_Exercise details_.
Reproduce the lines of the items below without any changes, starting at the line that contains "970, 697, 994]" and ending at the line that contains "list-item[interactable]: 痴岛战记 痴岛战记", with both of those lines included.

[Stored data entries]
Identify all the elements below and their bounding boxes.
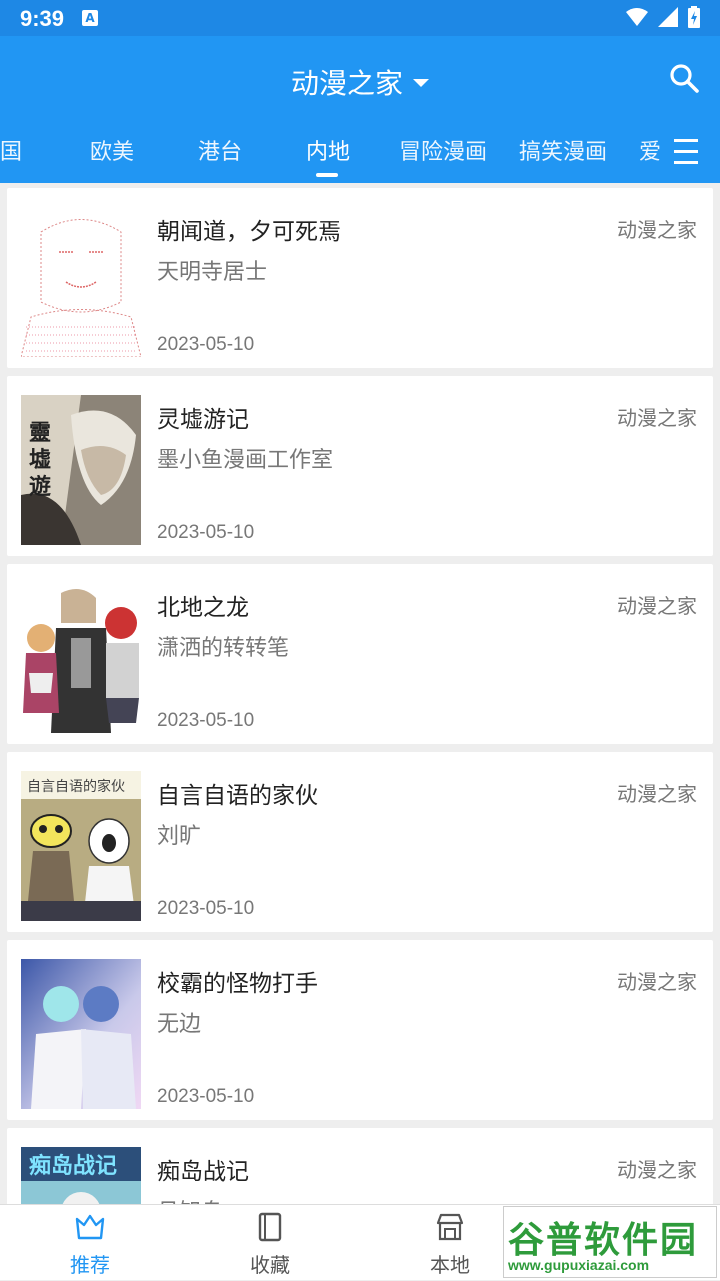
comic-source: 动漫之家	[617, 970, 697, 994]
comic-cover	[21, 583, 141, 733]
tab-romance[interactable]: 爱	[639, 134, 661, 166]
status-icons	[626, 6, 700, 28]
tab-hk-tw[interactable]: 港台	[198, 134, 242, 166]
svg-text:自言自语的家伙: 自言自语的家伙	[27, 778, 125, 795]
tab-western[interactable]: 欧美	[90, 134, 134, 166]
list-item[interactable]: 痴岛战记 痴岛战记 月知鸟 动漫之家	[7, 1128, 713, 1204]
menu-icon[interactable]	[660, 120, 720, 183]
watermark-logo: 谷普软件园 www.gupuxiazai.com	[503, 1206, 717, 1278]
comic-title: 朝闻道，夕可死焉	[157, 219, 341, 245]
notification-icon: A	[82, 10, 98, 26]
tab-mainland[interactable]: 内地	[306, 134, 350, 166]
comic-date: 2023-05-10	[157, 522, 255, 543]
comic-author: 墨小鱼漫画工作室	[157, 448, 334, 473]
comic-date: 2023-05-10	[157, 898, 255, 919]
comic-source: 动漫之家	[617, 594, 697, 618]
comic-date: 2023-05-10	[157, 334, 255, 355]
list-item[interactable]: 校霸的怪物打手 无边 2023-05-10 动漫之家	[7, 940, 713, 1120]
book-icon	[258, 1212, 282, 1242]
comic-cover	[21, 959, 141, 1109]
dropdown-caret-icon	[413, 79, 429, 87]
comic-source: 动漫之家	[617, 782, 697, 806]
comic-title: 灵墟游记	[157, 407, 249, 433]
status-bar: 9:39 A	[0, 0, 720, 36]
comic-author: 月知鸟	[157, 1194, 223, 1204]
comic-author: 天明寺居士	[157, 260, 268, 285]
comic-title: 校霸的怪物打手	[157, 971, 318, 997]
nav-recommend[interactable]: 推荐	[0, 1205, 180, 1281]
comic-date: 2023-05-10	[157, 1086, 255, 1107]
nav-favorites[interactable]: 收藏	[180, 1205, 360, 1281]
source-selector[interactable]: 动漫之家	[0, 62, 720, 102]
list-item[interactable]: 北地之龙 潇洒的转转笔 2023-05-10 动漫之家	[7, 564, 713, 744]
list-item[interactable]: 自言自语的家伙 自言自语的家伙 刘旷 2023-05-10 动漫之家	[7, 752, 713, 932]
comic-source: 动漫之家	[617, 406, 697, 430]
category-tabs: 韩国 欧美 港台 内地 冒险漫画 搞笑漫画 爱	[0, 120, 720, 183]
comic-source: 动漫之家	[617, 1158, 697, 1182]
comic-cover: 靈 墟 遊	[21, 395, 141, 545]
comic-author: 无边	[157, 1012, 202, 1037]
signal-icon	[658, 7, 678, 27]
app-bar: 动漫之家	[0, 36, 720, 120]
comic-title: 北地之龙	[157, 595, 249, 621]
comic-cover: 痴岛战记	[21, 1147, 141, 1204]
comic-author: 潇洒的转转笔	[157, 636, 290, 661]
tab-comedy[interactable]: 搞笑漫画	[519, 134, 607, 166]
svg-text:墟: 墟	[29, 447, 51, 473]
tab-indicator	[316, 173, 338, 177]
comic-cover	[21, 207, 141, 357]
comic-source: 动漫之家	[617, 218, 697, 242]
svg-text:靈: 靈	[29, 420, 51, 446]
tab-adventure[interactable]: 冒险漫画	[399, 134, 487, 166]
watermark-name: 谷普软件园	[508, 1220, 699, 1261]
wifi-icon	[626, 8, 648, 26]
list-item[interactable]: 朝闻道，夕可死焉 天明寺居士 2023-05-10 动漫之家	[7, 188, 713, 368]
watermark-url: www.gupuxiazai.com	[508, 1257, 650, 1273]
svg-text:遊: 遊	[29, 474, 51, 500]
search-icon[interactable]	[668, 62, 700, 94]
tab-korea[interactable]: 韩国	[0, 134, 22, 166]
status-time: 9:39	[20, 6, 65, 31]
nav-label: 推荐	[70, 1253, 110, 1277]
comic-author: 刘旷	[157, 824, 202, 849]
battery-icon	[688, 6, 700, 28]
list-item[interactable]: 靈 墟 遊 灵墟游记 墨小鱼漫画工作室 2023-05-10 动漫之家	[7, 376, 713, 556]
svg-text:痴岛战记: 痴岛战记	[29, 1153, 117, 1179]
crown-icon	[75, 1214, 105, 1240]
comic-title: 痴岛战记	[157, 1159, 249, 1185]
comic-list[interactable]: 朝闻道，夕可死焉 天明寺居士 2023-05-10 动漫之家 靈 墟 遊 灵墟游…	[0, 183, 720, 1204]
app-title: 动漫之家	[290, 67, 403, 100]
store-icon	[436, 1213, 464, 1241]
comic-title: 自言自语的家伙	[157, 783, 318, 809]
comic-date: 2023-05-10	[157, 710, 255, 731]
comic-cover: 自言自语的家伙	[21, 771, 141, 921]
nav-label: 收藏	[250, 1253, 290, 1277]
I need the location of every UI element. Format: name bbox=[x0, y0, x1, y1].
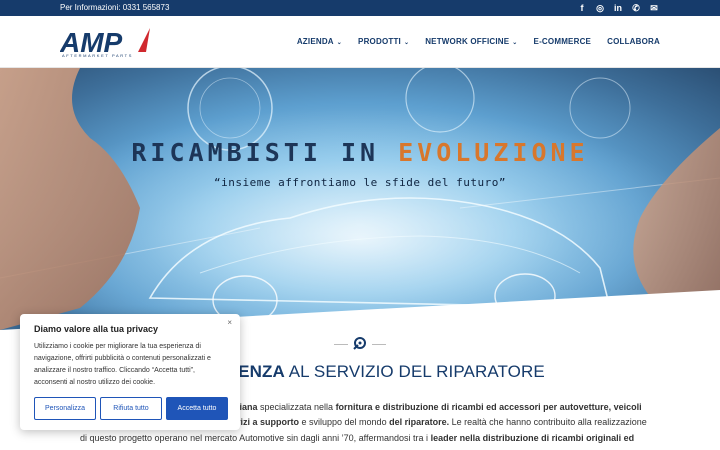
customize-button[interactable]: Personalizza bbox=[34, 397, 96, 420]
hero-title: RICAMBISTI IN EVOLUZIONE bbox=[131, 138, 589, 167]
accept-all-button[interactable]: Accetta tutto bbox=[166, 397, 228, 420]
divider-line bbox=[334, 344, 348, 345]
hero-subtitle: “insieme affrontiamo le sfide del futuro… bbox=[213, 176, 507, 189]
linkedin-icon[interactable]: in bbox=[612, 2, 624, 14]
close-icon[interactable]: × bbox=[227, 318, 232, 327]
cookie-buttons: Personalizza Rifiuta tutto Accetta tutto bbox=[34, 397, 228, 420]
body-paragraph-line-2: rvizi a supporto e sviluppo del mondo de… bbox=[232, 417, 647, 427]
phone-info[interactable]: Per Informazioni: 0331 565873 bbox=[60, 2, 169, 14]
cookie-title: Diamo valore alla tua privacy bbox=[34, 324, 159, 334]
facebook-icon[interactable]: f bbox=[576, 2, 588, 14]
instagram-icon[interactable]: ◎ bbox=[594, 2, 606, 14]
logo-tagline: AFTERMARKET PARTS bbox=[62, 53, 133, 58]
cookie-consent-dialog: × Diamo valore alla tua privacy Utilizzi… bbox=[20, 314, 240, 430]
main-nav: AZIENDA ⌄ PRODOTTI ⌄ NETWORK OFFICINE ⌄ E-C… bbox=[297, 36, 660, 49]
site-header: AMP AFTERMARKET PARTS AZIENDA ⌄ PRODOTTI ⌄… bbox=[0, 16, 720, 68]
nav-item-prodotti[interactable]: PRODOTTI ⌄ bbox=[358, 36, 409, 49]
chevron-down-icon: ⌄ bbox=[512, 40, 518, 46]
divider-line bbox=[372, 344, 386, 345]
mail-icon[interactable]: ✉ bbox=[648, 2, 660, 14]
cookie-text: Utilizziamo i cookie per migliorare la t… bbox=[34, 343, 211, 386]
logo-swoosh bbox=[138, 28, 150, 52]
body-paragraph-line-1: aliana specializzata nella fornitura e d… bbox=[232, 402, 642, 412]
body-paragraph-line-3: di questo progetto operano nel mercato A… bbox=[80, 433, 635, 443]
top-bar: Per Informazioni: 0331 565873 f ◎ in ✆ ✉ bbox=[0, 0, 720, 16]
nav-item-e-commerce[interactable]: E-COMMERCE bbox=[534, 36, 592, 49]
nav-item-azienda[interactable]: AZIENDA ⌄ bbox=[297, 36, 342, 49]
chevron-down-icon: ⌄ bbox=[336, 40, 343, 46]
nav-item-collabora[interactable]: COLLABORA bbox=[607, 36, 660, 49]
whatsapp-icon[interactable]: ✆ bbox=[630, 2, 642, 14]
nav-item-network-officine[interactable]: NETWORK OFFICINE ⌄ bbox=[425, 36, 517, 49]
reject-all-button[interactable]: Rifiuta tutto bbox=[100, 397, 162, 420]
gear-wrench-icon bbox=[353, 337, 366, 350]
chevron-down-icon: ⌄ bbox=[403, 40, 410, 46]
social-links: f ◎ in ✆ ✉ bbox=[576, 2, 660, 14]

_Response to this exercise_.
comic-source: 动漫之家	[617, 970, 697, 994]
comic-cover	[21, 583, 141, 733]
tab-romance[interactable]: 爱	[639, 134, 661, 166]
status-icons	[626, 6, 700, 28]
tab-hk-tw[interactable]: 港台	[198, 134, 242, 166]
svg-text:自言自语的家伙: 自言自语的家伙	[27, 778, 125, 795]
tab-western[interactable]: 欧美	[90, 134, 134, 166]
list-item[interactable]: 痴岛战记 痴岛战记 月知鸟 动漫之家	[7, 1128, 713, 1204]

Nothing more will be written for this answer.